→ **Task goal**
Render the records from the first line through the line containing "breadcrumb: › This" as a JSON list of strings, one string per line and no blank lines.

Data entries

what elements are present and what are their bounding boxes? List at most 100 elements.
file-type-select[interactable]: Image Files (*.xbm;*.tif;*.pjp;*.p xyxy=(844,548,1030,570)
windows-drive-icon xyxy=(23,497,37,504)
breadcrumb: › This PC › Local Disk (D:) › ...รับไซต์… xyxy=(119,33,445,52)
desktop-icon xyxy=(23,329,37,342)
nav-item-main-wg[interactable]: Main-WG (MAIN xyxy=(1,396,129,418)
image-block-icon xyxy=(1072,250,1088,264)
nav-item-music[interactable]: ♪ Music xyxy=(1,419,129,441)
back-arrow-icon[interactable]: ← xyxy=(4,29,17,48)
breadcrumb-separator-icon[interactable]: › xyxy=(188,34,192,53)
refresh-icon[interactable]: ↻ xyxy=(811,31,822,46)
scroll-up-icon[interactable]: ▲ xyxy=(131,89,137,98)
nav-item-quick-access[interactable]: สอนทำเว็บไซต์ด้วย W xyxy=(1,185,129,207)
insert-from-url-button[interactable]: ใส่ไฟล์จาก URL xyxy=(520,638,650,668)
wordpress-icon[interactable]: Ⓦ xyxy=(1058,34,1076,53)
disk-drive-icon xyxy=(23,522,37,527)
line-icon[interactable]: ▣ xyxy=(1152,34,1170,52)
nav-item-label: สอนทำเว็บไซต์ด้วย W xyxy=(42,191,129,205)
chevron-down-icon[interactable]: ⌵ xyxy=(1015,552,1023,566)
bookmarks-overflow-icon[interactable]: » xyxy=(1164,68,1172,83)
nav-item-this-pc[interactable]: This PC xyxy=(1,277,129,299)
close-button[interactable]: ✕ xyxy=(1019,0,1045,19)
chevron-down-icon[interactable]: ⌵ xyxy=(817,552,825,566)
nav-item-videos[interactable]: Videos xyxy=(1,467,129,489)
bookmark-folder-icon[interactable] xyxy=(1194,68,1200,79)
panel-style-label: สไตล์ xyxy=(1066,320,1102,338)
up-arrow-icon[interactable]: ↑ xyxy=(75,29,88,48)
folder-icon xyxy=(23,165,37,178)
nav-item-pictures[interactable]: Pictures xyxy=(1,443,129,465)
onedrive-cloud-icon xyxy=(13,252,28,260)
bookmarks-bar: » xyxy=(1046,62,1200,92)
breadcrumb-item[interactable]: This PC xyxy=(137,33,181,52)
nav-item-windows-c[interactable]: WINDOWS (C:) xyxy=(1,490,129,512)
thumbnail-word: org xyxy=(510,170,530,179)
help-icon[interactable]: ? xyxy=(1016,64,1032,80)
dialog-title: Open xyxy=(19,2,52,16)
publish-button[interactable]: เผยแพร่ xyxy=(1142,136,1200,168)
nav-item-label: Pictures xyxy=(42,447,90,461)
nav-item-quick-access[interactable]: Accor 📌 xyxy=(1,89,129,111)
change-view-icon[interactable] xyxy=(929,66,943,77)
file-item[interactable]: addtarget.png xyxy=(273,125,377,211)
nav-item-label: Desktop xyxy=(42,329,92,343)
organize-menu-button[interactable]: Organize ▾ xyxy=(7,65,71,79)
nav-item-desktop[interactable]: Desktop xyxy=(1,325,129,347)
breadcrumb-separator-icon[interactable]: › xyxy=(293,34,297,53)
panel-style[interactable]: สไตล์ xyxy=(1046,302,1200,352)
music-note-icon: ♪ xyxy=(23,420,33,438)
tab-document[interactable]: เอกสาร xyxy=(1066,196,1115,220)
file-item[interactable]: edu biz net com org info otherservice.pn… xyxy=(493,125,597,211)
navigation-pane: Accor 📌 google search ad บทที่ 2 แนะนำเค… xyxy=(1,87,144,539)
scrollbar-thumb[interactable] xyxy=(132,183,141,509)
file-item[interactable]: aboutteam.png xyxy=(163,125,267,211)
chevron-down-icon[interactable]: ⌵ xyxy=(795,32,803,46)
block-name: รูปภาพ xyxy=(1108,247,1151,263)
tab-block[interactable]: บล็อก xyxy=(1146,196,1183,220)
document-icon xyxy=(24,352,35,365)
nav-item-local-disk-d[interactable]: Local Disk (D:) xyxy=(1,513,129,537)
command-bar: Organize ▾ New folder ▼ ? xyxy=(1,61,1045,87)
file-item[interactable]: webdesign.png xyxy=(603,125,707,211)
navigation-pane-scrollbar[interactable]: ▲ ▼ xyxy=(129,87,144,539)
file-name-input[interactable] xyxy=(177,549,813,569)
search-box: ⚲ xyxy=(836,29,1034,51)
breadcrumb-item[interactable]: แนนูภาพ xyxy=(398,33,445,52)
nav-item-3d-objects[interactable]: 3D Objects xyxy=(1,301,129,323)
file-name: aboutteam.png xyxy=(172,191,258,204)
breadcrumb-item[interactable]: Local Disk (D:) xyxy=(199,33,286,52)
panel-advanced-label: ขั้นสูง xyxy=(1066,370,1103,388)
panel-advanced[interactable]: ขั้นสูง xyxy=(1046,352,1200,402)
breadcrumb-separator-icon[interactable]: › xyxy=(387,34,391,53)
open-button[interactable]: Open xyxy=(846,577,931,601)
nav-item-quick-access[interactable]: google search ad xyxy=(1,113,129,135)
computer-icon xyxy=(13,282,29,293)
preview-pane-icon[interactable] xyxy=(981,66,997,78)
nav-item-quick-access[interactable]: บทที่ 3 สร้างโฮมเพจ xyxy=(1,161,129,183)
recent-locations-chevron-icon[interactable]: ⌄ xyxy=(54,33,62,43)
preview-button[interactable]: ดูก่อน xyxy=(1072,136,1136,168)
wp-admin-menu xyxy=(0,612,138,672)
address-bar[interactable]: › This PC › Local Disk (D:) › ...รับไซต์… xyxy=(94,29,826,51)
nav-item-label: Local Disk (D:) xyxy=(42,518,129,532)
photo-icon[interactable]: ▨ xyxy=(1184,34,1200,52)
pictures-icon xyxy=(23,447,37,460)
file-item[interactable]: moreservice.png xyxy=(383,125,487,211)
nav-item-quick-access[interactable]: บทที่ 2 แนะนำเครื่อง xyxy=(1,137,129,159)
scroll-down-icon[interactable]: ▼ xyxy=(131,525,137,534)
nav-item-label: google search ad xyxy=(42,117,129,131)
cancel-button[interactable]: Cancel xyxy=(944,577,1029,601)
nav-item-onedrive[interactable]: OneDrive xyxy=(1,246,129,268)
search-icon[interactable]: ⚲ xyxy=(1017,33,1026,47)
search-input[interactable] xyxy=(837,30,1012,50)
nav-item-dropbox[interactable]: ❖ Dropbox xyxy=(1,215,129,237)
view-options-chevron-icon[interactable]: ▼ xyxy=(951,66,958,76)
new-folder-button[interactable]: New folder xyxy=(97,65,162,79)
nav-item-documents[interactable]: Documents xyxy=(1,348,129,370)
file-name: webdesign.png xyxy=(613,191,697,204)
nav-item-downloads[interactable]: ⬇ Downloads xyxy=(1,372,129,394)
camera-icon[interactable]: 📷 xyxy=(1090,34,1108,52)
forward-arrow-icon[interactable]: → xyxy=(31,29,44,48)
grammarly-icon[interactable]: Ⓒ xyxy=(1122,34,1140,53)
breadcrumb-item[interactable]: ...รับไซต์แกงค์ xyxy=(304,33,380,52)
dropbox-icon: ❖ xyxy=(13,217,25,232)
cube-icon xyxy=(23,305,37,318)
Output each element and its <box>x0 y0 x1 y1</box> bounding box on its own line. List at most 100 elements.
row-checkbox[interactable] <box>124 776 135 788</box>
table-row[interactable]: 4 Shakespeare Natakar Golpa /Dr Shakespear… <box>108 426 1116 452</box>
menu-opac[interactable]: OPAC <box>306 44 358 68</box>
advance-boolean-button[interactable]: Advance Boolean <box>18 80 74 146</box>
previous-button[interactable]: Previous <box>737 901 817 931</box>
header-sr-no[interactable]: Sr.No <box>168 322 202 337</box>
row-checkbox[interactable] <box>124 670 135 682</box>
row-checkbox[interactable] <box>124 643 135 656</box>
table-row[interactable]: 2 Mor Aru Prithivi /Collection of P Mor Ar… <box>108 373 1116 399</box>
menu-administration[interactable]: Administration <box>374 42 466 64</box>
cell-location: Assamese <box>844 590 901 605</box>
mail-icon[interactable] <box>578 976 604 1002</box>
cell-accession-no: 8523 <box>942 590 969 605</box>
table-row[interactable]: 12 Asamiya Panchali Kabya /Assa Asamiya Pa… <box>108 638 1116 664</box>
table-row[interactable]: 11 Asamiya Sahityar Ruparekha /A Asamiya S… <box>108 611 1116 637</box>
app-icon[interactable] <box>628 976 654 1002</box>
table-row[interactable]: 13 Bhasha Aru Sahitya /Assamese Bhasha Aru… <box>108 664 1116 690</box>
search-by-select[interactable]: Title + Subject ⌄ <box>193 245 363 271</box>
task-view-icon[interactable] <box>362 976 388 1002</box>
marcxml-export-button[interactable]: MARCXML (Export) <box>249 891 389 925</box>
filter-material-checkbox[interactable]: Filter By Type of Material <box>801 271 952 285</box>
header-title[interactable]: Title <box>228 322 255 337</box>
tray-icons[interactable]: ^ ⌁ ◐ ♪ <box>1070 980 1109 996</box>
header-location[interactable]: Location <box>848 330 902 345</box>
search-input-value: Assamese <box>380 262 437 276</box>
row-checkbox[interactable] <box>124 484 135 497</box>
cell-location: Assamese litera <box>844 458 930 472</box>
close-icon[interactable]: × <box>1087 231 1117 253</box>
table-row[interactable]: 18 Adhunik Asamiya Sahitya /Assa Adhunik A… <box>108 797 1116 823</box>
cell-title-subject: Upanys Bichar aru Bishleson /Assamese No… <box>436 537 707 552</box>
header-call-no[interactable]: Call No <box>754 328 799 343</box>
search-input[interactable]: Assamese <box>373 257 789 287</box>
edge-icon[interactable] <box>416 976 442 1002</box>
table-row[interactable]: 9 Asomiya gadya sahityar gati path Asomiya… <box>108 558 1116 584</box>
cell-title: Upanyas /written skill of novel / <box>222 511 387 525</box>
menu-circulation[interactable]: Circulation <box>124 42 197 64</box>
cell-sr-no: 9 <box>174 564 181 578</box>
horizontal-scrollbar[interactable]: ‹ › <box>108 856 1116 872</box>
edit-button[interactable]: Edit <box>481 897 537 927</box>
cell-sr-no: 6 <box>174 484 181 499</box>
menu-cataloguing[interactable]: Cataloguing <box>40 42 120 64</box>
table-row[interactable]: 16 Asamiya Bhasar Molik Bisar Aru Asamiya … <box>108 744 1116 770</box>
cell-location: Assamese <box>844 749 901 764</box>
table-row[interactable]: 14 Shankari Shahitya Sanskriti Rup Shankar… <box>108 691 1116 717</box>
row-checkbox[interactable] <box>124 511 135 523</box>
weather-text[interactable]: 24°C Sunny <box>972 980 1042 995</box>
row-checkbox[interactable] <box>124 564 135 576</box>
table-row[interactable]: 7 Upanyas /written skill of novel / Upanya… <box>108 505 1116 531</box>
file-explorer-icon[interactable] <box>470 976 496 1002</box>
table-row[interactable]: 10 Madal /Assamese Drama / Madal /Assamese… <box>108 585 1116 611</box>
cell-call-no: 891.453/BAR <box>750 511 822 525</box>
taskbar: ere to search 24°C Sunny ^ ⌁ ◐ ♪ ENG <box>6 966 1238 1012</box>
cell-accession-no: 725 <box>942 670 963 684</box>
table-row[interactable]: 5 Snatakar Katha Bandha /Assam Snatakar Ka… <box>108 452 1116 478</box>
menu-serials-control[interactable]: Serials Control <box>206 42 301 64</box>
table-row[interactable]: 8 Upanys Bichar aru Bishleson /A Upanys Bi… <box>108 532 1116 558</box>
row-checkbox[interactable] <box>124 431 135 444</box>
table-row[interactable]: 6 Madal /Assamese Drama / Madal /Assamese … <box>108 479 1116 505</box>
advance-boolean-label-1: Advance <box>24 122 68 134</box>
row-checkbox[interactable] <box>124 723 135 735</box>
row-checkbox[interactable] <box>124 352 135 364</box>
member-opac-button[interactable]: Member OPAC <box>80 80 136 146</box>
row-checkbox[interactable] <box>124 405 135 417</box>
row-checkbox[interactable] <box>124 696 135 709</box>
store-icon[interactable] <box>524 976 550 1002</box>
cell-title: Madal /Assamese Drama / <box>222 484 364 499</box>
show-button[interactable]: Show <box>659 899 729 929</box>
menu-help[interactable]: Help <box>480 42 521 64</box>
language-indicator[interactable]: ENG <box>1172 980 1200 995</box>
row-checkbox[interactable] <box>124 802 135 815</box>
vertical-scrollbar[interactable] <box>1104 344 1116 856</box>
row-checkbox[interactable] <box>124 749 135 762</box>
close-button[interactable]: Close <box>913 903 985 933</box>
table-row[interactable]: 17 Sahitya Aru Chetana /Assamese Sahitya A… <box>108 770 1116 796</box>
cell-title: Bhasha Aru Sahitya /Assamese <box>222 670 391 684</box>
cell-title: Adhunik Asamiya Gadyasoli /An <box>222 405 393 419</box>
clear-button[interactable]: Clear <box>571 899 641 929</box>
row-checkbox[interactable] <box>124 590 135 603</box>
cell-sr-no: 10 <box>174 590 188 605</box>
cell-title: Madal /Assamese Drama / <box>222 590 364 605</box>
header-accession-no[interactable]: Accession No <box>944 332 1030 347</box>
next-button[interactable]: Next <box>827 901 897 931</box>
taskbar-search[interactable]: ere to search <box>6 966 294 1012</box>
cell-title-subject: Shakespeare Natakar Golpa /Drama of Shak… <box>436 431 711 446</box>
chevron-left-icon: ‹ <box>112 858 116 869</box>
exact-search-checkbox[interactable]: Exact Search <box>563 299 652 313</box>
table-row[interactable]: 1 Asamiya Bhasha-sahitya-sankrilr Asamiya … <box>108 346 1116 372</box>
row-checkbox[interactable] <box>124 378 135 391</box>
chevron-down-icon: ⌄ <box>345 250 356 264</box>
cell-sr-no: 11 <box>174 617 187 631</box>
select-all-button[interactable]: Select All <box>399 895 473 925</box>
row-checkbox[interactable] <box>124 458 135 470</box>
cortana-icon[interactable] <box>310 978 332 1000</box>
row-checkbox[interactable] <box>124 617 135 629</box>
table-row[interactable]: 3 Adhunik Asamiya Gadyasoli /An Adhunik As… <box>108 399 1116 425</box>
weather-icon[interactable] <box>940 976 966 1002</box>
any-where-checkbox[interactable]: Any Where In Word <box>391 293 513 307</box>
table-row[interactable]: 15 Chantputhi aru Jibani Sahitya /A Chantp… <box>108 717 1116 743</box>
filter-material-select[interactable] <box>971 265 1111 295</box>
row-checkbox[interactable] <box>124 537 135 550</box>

→ **Output below**
[
  "what elements are present and what are their bounding boxes? List at most 100 elements.",
  "file-type-select[interactable]: Image Files (*.xbm;*.tif;*.pjp;*.p xyxy=(844,548,1030,570)",
  "windows-drive-icon xyxy=(23,497,37,504)",
  "breadcrumb: › This PC › Local Disk (D:) › ...รับไซต์… xyxy=(119,33,445,52)"
]